[Bounding-box annotations]
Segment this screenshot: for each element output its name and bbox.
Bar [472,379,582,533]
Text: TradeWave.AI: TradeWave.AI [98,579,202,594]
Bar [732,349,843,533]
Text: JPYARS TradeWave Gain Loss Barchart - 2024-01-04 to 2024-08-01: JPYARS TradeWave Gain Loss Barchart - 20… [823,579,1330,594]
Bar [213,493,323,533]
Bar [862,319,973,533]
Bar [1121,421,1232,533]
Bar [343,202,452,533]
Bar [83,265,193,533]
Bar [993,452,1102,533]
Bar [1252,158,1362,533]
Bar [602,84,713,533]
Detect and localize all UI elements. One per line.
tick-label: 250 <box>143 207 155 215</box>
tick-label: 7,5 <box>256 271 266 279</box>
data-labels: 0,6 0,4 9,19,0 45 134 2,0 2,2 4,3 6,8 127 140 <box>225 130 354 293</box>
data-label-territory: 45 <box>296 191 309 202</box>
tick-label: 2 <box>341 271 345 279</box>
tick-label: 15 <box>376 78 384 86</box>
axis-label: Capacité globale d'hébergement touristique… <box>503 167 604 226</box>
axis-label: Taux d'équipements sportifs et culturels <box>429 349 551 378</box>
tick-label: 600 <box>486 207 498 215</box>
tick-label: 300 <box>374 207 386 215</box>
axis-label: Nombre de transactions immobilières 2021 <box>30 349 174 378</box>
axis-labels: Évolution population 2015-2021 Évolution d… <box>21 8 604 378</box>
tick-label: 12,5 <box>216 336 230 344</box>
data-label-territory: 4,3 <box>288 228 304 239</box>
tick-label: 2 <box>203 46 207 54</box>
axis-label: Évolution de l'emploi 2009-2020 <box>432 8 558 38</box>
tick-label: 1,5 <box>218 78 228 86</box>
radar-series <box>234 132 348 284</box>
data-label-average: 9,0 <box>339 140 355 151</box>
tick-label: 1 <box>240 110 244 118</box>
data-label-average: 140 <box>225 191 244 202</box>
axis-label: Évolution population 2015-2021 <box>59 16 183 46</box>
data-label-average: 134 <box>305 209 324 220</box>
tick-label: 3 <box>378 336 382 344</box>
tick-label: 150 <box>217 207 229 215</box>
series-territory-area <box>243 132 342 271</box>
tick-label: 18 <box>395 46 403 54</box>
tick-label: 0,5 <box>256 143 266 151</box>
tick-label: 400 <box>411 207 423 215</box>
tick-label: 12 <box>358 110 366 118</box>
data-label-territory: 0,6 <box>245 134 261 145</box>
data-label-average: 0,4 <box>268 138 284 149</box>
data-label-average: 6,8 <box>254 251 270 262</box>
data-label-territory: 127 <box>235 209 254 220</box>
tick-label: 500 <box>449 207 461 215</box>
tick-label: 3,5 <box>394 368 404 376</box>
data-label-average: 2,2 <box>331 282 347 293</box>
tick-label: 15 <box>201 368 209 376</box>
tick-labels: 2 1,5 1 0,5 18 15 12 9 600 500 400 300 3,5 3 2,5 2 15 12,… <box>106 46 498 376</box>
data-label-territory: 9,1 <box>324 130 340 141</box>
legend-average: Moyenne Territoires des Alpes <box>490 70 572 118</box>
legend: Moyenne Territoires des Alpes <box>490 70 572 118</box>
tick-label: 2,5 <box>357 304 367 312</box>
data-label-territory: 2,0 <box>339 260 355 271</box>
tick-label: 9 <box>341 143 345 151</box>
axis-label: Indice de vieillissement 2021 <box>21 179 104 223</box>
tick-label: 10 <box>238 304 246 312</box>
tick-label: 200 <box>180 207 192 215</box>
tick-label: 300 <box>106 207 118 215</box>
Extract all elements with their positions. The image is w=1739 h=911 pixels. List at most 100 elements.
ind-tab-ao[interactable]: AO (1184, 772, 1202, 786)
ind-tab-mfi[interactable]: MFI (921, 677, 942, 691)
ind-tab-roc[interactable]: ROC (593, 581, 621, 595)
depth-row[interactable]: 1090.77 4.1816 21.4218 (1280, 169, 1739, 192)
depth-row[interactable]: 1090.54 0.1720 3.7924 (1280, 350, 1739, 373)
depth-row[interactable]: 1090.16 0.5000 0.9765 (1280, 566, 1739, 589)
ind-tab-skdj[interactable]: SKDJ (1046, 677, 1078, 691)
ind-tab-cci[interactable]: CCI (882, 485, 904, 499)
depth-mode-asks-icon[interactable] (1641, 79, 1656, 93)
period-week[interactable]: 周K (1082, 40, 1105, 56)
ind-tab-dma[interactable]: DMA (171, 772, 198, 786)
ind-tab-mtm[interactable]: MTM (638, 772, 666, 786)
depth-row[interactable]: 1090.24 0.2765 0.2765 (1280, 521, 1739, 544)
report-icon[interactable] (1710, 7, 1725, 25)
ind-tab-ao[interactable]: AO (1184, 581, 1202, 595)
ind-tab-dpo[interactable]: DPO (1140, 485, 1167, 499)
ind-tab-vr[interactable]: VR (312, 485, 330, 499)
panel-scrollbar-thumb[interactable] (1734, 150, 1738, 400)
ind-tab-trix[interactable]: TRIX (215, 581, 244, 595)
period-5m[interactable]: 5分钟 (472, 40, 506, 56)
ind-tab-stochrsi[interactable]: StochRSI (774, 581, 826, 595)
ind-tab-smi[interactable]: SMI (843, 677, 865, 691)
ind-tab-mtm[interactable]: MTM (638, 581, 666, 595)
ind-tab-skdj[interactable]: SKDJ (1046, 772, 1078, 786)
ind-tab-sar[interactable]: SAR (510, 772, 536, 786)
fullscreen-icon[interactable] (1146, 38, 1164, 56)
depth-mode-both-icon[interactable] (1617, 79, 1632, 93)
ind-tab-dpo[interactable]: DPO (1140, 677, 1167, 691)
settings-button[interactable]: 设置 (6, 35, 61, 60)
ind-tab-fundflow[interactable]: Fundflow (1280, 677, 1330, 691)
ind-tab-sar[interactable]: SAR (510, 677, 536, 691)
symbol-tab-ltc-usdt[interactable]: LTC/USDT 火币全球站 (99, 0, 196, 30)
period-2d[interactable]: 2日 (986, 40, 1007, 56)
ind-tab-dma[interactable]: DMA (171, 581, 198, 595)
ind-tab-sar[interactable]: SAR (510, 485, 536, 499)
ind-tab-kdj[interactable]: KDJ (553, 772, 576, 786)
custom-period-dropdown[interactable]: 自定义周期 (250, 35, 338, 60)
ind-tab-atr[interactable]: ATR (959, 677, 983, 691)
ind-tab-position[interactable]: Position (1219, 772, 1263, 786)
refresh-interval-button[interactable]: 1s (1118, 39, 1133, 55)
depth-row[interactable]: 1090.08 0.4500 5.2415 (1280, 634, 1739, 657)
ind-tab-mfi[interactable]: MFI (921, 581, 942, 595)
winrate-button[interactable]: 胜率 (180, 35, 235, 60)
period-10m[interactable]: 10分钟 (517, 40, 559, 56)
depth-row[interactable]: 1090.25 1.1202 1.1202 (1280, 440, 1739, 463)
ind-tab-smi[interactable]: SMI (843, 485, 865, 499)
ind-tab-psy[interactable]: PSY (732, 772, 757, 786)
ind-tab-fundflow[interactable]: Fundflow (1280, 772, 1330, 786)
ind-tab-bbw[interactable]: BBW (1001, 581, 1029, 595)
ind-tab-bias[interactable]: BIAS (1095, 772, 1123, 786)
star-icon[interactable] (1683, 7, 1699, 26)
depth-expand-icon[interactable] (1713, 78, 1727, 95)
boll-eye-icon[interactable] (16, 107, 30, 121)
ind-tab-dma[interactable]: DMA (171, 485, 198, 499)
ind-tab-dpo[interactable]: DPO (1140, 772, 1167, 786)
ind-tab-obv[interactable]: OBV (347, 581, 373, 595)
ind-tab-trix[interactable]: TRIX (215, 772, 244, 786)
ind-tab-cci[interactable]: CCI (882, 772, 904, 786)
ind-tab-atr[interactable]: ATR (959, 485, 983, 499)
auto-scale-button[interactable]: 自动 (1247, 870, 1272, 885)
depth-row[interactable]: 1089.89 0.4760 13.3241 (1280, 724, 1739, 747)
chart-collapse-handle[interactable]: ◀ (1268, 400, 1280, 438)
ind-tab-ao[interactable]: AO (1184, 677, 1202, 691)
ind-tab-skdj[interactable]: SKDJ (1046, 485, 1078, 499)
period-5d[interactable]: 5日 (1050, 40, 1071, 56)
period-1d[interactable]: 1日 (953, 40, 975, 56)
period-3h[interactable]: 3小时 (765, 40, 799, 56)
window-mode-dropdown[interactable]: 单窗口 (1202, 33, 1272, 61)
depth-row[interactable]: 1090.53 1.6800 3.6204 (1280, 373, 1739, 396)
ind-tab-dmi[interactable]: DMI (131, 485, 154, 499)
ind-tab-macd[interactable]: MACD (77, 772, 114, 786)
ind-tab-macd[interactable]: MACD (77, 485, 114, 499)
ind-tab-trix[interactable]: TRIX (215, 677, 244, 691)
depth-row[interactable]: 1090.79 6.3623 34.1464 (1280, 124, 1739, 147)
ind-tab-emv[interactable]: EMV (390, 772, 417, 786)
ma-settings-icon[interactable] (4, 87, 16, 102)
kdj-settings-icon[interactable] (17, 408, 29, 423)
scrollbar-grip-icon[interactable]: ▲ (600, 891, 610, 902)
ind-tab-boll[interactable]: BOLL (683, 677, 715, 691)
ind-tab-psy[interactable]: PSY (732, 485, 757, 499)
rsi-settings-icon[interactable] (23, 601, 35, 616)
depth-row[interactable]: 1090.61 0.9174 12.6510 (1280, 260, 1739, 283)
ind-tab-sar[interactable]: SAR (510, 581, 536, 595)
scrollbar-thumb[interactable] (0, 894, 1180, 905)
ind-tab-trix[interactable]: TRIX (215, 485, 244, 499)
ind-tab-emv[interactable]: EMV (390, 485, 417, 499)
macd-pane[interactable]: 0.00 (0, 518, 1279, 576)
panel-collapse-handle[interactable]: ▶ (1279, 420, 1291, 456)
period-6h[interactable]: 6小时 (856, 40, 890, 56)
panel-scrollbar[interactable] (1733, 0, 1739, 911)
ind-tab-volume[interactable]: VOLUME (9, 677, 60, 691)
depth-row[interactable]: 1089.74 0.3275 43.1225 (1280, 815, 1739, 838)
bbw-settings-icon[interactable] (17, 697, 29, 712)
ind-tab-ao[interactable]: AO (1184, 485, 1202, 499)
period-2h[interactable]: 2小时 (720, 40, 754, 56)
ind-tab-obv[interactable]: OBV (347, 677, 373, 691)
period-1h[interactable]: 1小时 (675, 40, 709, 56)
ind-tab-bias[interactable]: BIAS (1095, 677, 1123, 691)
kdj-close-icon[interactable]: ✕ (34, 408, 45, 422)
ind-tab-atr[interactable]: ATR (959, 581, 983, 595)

### CHALLENGE
Transcribe the material word for word from its first line through the line that contains "axis-labels: Évolution population", including both of those lines.

### THE ANSWER
Segment this screenshot: for each element output its name and bbox.
Bar [472,379,582,533]
Text: TradeWave.AI: TradeWave.AI [98,579,202,594]
Bar [732,349,843,533]
Text: JPYARS TradeWave Gain Loss Barchart - 2024-01-04 to 2024-08-01: JPYARS TradeWave Gain Loss Barchart - 20… [823,579,1330,594]
Bar [213,493,323,533]
Bar [862,319,973,533]
Bar [1121,421,1232,533]
Bar [343,202,452,533]
Bar [83,265,193,533]
Bar [993,452,1102,533]
Bar [1252,158,1362,533]
Bar [602,84,713,533]
Detect and localize all UI elements. One per line.
tick-label: 250 <box>143 207 155 215</box>
tick-label: 7,5 <box>256 271 266 279</box>
data-labels: 0,6 0,4 9,19,0 45 134 2,0 2,2 4,3 6,8 127 140 <box>225 130 354 293</box>
data-label-territory: 45 <box>296 191 309 202</box>
tick-label: 2 <box>341 271 345 279</box>
tick-label: 15 <box>376 78 384 86</box>
axis-label: Capacité globale d'hébergement touristique… <box>503 167 604 226</box>
axis-label: Taux d'équipements sportifs et culturels <box>429 349 551 378</box>
tick-label: 600 <box>486 207 498 215</box>
tick-label: 300 <box>374 207 386 215</box>
axis-label: Nombre de transactions immobilières 2021 <box>30 349 174 378</box>
axis-labels: Évolution population 2015-2021 Évolution d… <box>21 8 604 378</box>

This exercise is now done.